Requirements:
Copy out all the material below, swapping each occurrence of "Vistas" for "Views" and changing nothing else. Omit the pictures.

The records:
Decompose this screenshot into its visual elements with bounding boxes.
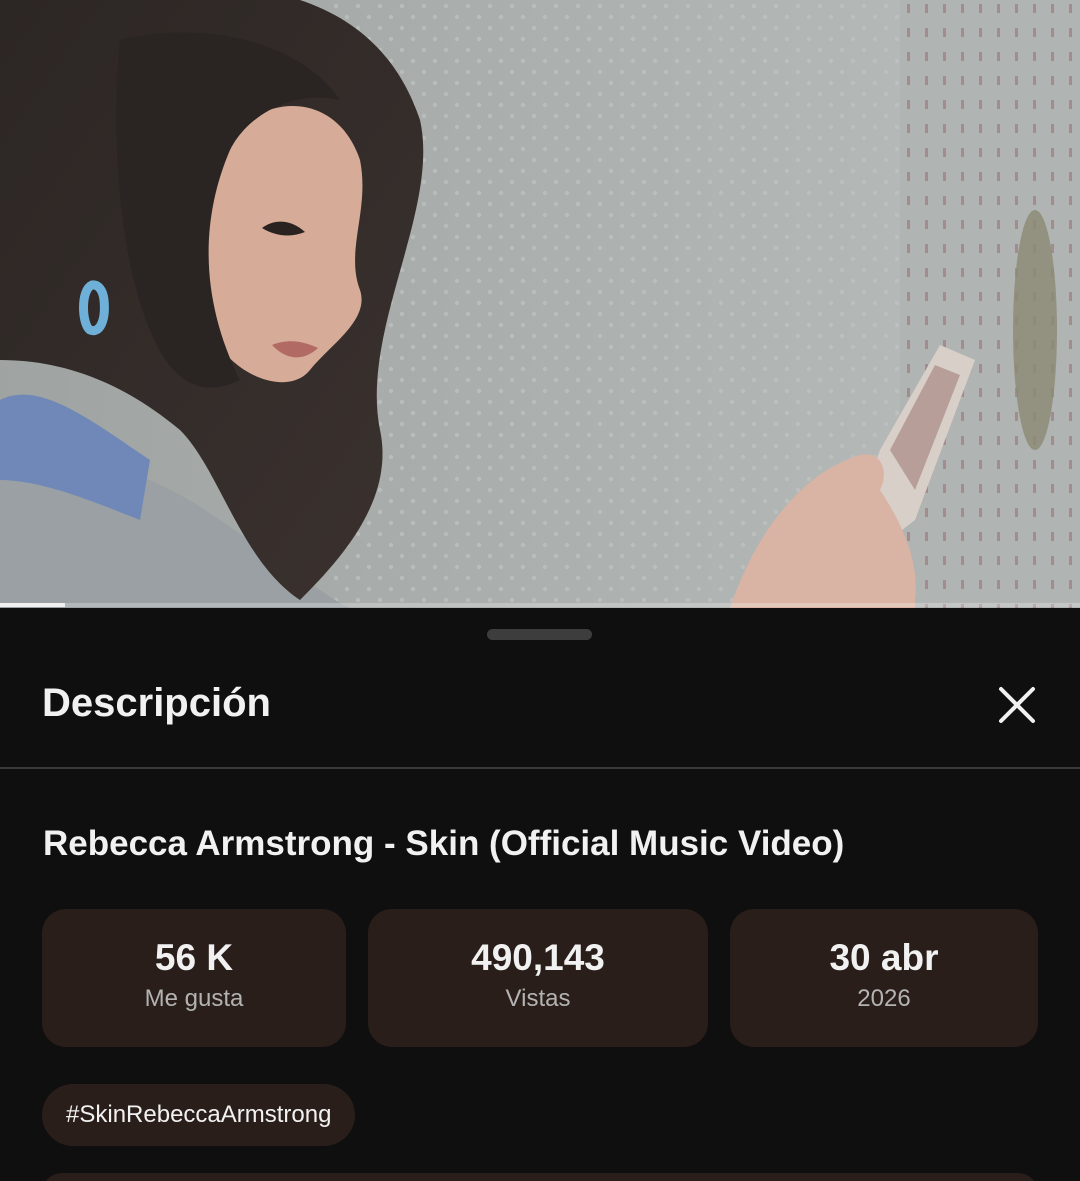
likes-label: Me gusta	[144, 985, 244, 1012]
close-button[interactable]	[988, 676, 1046, 734]
likes-count: 56 K	[154, 937, 234, 978]
next-section-card	[42, 1173, 1038, 1181]
video-title: Rebecca Armstrong - Skin (Official Music…	[43, 824, 845, 863]
views-count: 490,143	[471, 937, 605, 978]
views-label: Vistas	[505, 985, 571, 1012]
description-sheet: Descripción Rebecca Armstrong - Skin (Of…	[0, 608, 1080, 1181]
hashtag-chip[interactable]: #SkinRebeccaArmstrong	[42, 1084, 356, 1146]
publish-date-day: 30 abr	[829, 937, 939, 978]
likes-stat: 56 K Me gusta	[42, 909, 346, 1047]
video-player[interactable]	[0, 0, 1080, 608]
video-progress-fill	[0, 603, 65, 607]
video-frame-image	[0, 0, 1080, 608]
close-icon	[999, 687, 1035, 723]
views-stat: 490,143 Vistas	[368, 909, 708, 1047]
sheet-drag-handle[interactable]	[487, 629, 592, 640]
video-progress-bar[interactable]	[0, 603, 1080, 607]
publish-date-stat: 30 abr 2026	[730, 909, 1038, 1047]
youtube-description-screen: Descripción Rebecca Armstrong - Skin (Of…	[0, 0, 1080, 1181]
header-divider	[0, 767, 1080, 769]
sheet-title: Descripción	[42, 681, 271, 725]
publish-date-year: 2026	[857, 985, 911, 1012]
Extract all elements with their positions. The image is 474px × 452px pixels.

Answer to the exercise:
Decompose this screenshot into its visual elements with bounding boxes.
likes-label: Me gusta	[144, 985, 244, 1012]
close-button[interactable]	[988, 676, 1046, 734]
likes-count: 56 K	[154, 937, 234, 978]
next-section-card	[42, 1173, 1038, 1181]
video-title: Rebecca Armstrong - Skin (Official Music…	[43, 824, 845, 863]
views-count: 490,143	[471, 937, 605, 978]
views-label: Views	[505, 985, 571, 1012]
description-sheet: Descripción Rebecca Armstrong - Skin (Of…	[0, 608, 1080, 1181]
hashtag-chip[interactable]: #SkinRebeccaArmstrong	[42, 1084, 356, 1146]
publish-date-day: 30 abr	[829, 937, 939, 978]
likes-stat: 56 K Me gusta	[42, 909, 346, 1047]
video-player[interactable]	[0, 0, 1080, 608]
video-progress-fill	[0, 603, 65, 607]
video-frame-image	[0, 0, 1080, 608]
close-icon	[999, 687, 1035, 723]
views-stat: 490,143 Views	[368, 909, 708, 1047]
sheet-drag-handle[interactable]	[487, 629, 592, 640]
video-progress-bar[interactable]	[0, 603, 1080, 607]
publish-date-stat: 30 abr 2026	[730, 909, 1038, 1047]
youtube-description-screen: Descripción Rebecca Armstrong - Skin (Of…	[0, 0, 1080, 1181]
header-divider	[0, 767, 1080, 769]
sheet-title: Descripción	[42, 681, 271, 725]
publish-date-year: 2026	[857, 985, 911, 1012]
Extract all elements with their positions. The image is 474px × 452px pixels.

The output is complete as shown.